─── Available data

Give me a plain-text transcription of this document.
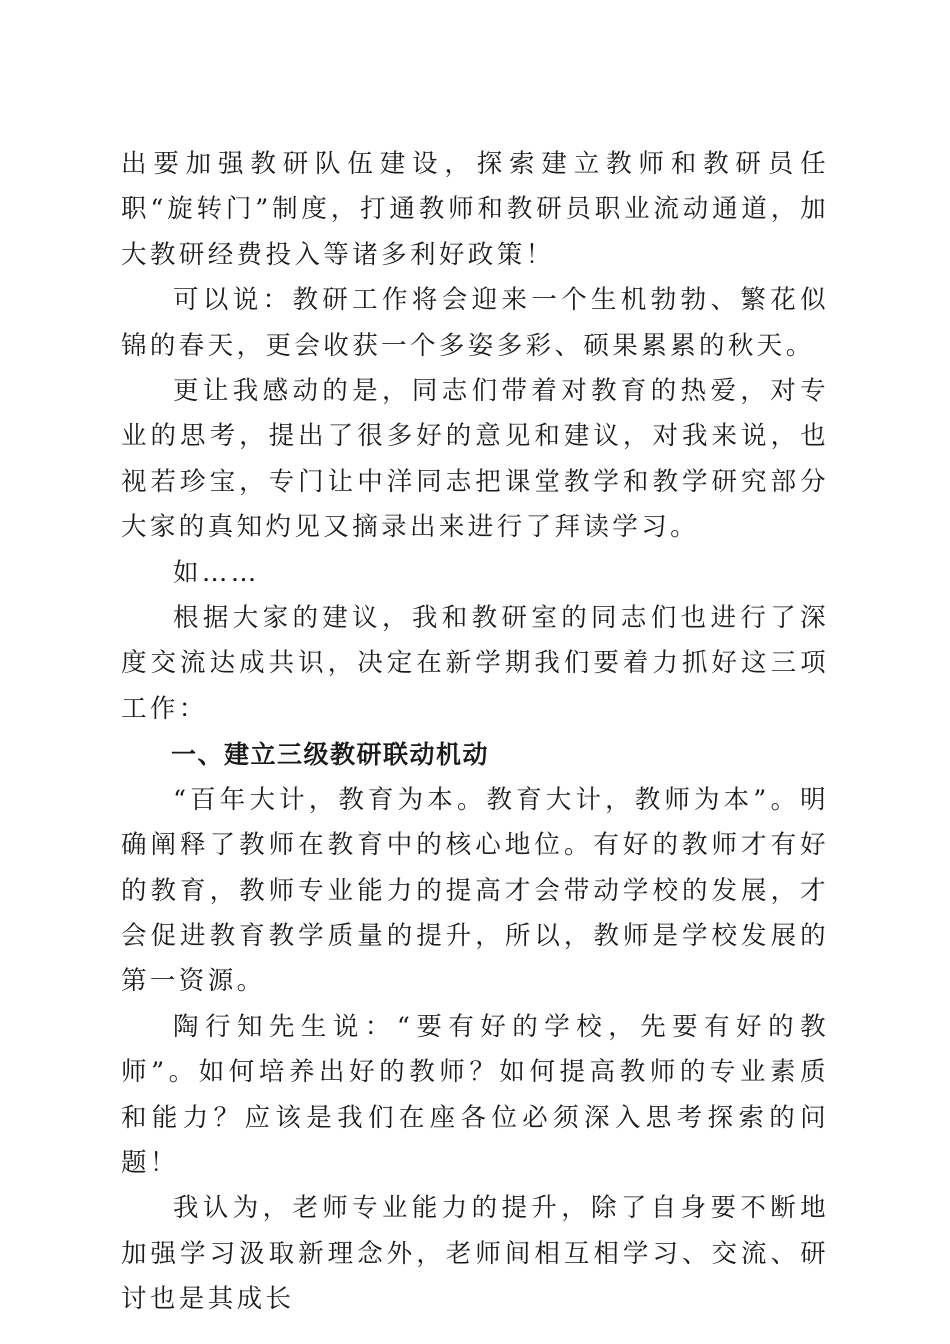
出要加强教研队伍建设，探索建立教师和教研员任职“旋转门”制度，打通教师和教研员职业流动通道，加大教研经费投入等诸多利好政策！

可以说：教研工作将会迎来一个生机勃勃、繁花似锦的春天，更会收获一个多姿多彩、硕果累累的秋天。

更让我感动的是，同志们带着对教育的热爱，对专业的思考，提出了很多好的意见和建议，对我来说，也视若珍宝，专门让中洋同志把课堂教学和教学研究部分大家的真知灼见又摘录出来进行了拜读学习。

如……

根据大家的建议，我和教研室的同志们也进行了深度交流达成共识，决定在新学期我们要着力抓好这三项工作：

一、建立三级教研联动机动

“百年大计，教育为本。教育大计，教师为本”。明确阐释了教师在教育中的核心地位。有好的教师才有好的教育，教师专业能力的提高才会带动学校的发展，才会促进教育教学质量的提升，所以，教师是学校发展的第一资源。

陶行知先生说：“要有好的学校，先要有好的教师”。如何培养出好的教师？如何提高教师的专业素质和能力？应该是我们在座各位必须深入思考探索的问题！

我认为，老师专业能力的提升，除了自身要不断地加强学习汲取新理念外，老师间相互相学习、交流、研讨也是其成长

──────

■ **Request**: Reproduce each entry precisely, dropping only the pictures.

■ **Written reply**:
Give me a plain-text transcription of this document.
出要加强教研队伍建设，探索建立教师和教研员任职“旋转门”制度，打通教师和教研员职业流动通道，加大教研经费投入等诸多利好政策！

可以说：教研工作将会迎来一个生机勃勃、繁花似锦的春天，更会收获一个多姿多彩、硕果累累的秋天。

更让我感动的是，同志们带着对教育的热爱，对专业的思考，提出了很多好的意见和建议，对我来说，也视若珍宝，专门让中洋同志把课堂教学和教学研究部分大家的真知灼见又摘录出来进行了拜读学习。

如……

根据大家的建议，我和教研室的同志们也进行了深度交流达成共识，决定在新学期我们要着力抓好这三项工作：

一、建立三级教研联动机动

“百年大计，教育为本。教育大计，教师为本”。明确阐释了教师在教育中的核心地位。有好的教师才有好的教育，教师专业能力的提高才会带动学校的发展，才会促进教育教学质量的提升，所以，教师是学校发展的第一资源。

陶行知先生说：“要有好的学校，先要有好的教师”。如何培养出好的教师？如何提高教师的专业素质和能力？应该是我们在座各位必须深入思考探索的问题！

我认为，老师专业能力的提升，除了自身要不断地加强学习汲取新理念外，老师间相互相学习、交流、研讨也是其成长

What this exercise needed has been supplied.